*Exercise*:
Print every entry exactly as written.

•••

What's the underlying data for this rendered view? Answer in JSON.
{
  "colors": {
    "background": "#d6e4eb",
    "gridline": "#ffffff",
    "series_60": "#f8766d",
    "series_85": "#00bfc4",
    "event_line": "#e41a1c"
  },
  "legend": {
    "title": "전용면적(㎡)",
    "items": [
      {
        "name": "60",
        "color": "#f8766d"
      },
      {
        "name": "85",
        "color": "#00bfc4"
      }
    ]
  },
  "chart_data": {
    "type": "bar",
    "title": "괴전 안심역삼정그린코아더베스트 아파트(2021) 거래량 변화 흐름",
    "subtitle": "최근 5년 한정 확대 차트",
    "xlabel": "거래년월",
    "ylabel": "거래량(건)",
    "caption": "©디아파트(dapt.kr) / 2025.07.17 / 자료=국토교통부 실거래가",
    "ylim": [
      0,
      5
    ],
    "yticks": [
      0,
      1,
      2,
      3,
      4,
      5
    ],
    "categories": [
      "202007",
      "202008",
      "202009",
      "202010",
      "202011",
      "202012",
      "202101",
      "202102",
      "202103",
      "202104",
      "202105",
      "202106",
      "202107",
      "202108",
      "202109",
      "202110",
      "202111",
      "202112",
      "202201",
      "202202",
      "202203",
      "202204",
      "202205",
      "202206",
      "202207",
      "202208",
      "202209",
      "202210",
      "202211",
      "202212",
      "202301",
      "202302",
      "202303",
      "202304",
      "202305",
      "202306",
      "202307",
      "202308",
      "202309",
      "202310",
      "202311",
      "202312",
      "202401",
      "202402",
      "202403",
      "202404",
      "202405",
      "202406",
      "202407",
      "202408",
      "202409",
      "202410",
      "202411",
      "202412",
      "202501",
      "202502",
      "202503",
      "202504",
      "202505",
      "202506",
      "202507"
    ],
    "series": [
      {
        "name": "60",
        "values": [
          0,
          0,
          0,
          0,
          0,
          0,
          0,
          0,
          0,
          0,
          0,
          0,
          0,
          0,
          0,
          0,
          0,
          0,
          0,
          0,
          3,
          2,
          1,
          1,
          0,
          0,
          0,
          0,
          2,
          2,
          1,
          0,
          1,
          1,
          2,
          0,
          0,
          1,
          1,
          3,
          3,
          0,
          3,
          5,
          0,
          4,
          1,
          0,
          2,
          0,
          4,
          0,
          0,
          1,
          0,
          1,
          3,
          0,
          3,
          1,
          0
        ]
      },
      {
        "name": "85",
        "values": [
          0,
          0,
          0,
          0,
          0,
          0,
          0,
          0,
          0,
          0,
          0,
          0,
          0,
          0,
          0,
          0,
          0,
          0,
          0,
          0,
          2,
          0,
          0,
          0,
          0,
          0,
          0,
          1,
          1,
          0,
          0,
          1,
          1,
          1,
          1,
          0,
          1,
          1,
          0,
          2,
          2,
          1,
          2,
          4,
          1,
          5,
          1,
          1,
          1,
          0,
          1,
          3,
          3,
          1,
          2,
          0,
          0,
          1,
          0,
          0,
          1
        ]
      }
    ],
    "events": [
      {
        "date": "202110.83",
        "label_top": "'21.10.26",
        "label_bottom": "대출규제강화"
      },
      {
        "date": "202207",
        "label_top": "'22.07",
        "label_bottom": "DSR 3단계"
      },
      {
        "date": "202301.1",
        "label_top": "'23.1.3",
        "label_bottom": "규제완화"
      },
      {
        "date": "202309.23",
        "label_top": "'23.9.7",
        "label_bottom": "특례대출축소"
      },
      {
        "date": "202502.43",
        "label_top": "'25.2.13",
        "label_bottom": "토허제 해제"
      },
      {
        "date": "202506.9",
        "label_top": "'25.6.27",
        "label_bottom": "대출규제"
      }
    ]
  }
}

•••

*Exercise output*:
What's the underlying data for this rendered view? Answer in JSON.
{
  "colors": {
    "background": "#d6e4eb",
    "gridline": "#ffffff",
    "series_60": "#f8766d",
    "series_85": "#00bfc4",
    "event_line": "#e41a1c"
  },
  "legend": {
    "title": "전용면적(㎡)",
    "items": [
      {
        "name": "60",
        "color": "#f8766d"
      },
      {
        "name": "85",
        "color": "#00bfc4"
      }
    ]
  },
  "chart_data": {
    "type": "bar",
    "title": "괴전 안심역삼정그린코아더베스트 아파트(2021) 거래량 변화 흐름",
    "subtitle": "최근 5년 한정 확대 차트",
    "xlabel": "거래년월",
    "ylabel": "거래량(건)",
    "caption": "©디아파트(dapt.kr) / 2025.07.17 / 자료=국토교통부 실거래가",
    "ylim": [
      0,
      5
    ],
    "yticks": [
      0,
      1,
      2,
      3,
      4,
      5
    ],
    "categories": [
      "202007",
      "202008",
      "202009",
      "202010",
      "202011",
      "202012",
      "202101",
      "202102",
      "202103",
      "202104",
      "202105",
      "202106",
      "202107",
      "202108",
      "202109",
      "202110",
      "202111",
      "202112",
      "202201",
      "202202",
      "202203",
      "202204",
      "202205",
      "202206",
      "202207",
      "202208",
      "202209",
      "202210",
      "202211",
      "202212",
      "202301",
      "202302",
      "202303",
      "202304",
      "202305",
      "202306",
      "202307",
      "202308",
      "202309",
      "202310",
      "202311",
      "202312",
      "202401",
      "202402",
      "202403",
      "202404",
      "202405",
      "202406",
      "202407",
      "202408",
      "202409",
      "202410",
      "202411",
      "202412",
      "202501",
      "202502",
      "202503",
      "202504",
      "202505",
      "202506",
      "202507"
    ],
    "series": [
      {
        "name": "60",
        "values": [
          0,
          0,
          0,
          0,
          0,
          0,
          0,
          0,
          0,
          0,
          0,
          0,
          0,
          0,
          0,
          0,
          0,
          0,
          0,
          0,
          3,
          2,
          1,
          1,
          0,
          0,
          0,
          0,
          2,
          2,
          1,
          0,
          1,
          1,
          2,
          0,
          0,
          1,
          1,
          3,
          3,
          0,
          3,
          5,
          0,
          4,
          1,
          0,
          2,
          0,
          4,
          0,
          0,
          1,
          0,
          1,
          3,
          0,
          3,
          1,
          0
        ]
      },
      {
        "name": "85",
        "values": [
          0,
          0,
          0,
          0,
          0,
          0,
          0,
          0,
          0,
          0,
          0,
          0,
          0,
          0,
          0,
          0,
          0,
          0,
          0,
          0,
          2,
          0,
          0,
          0,
          0,
          0,
          0,
          1,
          1,
          0,
          0,
          1,
          1,
          1,
          1,
          0,
          1,
          1,
          0,
          2,
          2,
          1,
          2,
          4,
          1,
          5,
          1,
          1,
          1,
          0,
          1,
          3,
          3,
          1,
          2,
          0,
          0,
          1,
          0,
          0,
          1
        ]
      }
    ],
    "events": [
      {
        "date": "202110.83",
        "label_top": "'21.10.26",
        "label_bottom": "대출규제강화"
      },
      {
        "date": "202207",
        "label_top": "'22.07",
        "label_bottom": "DSR 3단계"
      },
      {
        "date": "202301.1",
        "label_top": "'23.1.3",
        "label_bottom": "규제완화"
      },
      {
        "date": "202309.23",
        "label_top": "'23.9.7",
        "label_bottom": "특례대출축소"
      },
      {
        "date": "202502.43",
        "label_top": "'25.2.13",
        "label_bottom": "토허제 해제"
      },
      {
        "date": "202506.9",
        "label_top": "'25.6.27",
        "label_bottom": "대출규제"
      }
    ]
  }
}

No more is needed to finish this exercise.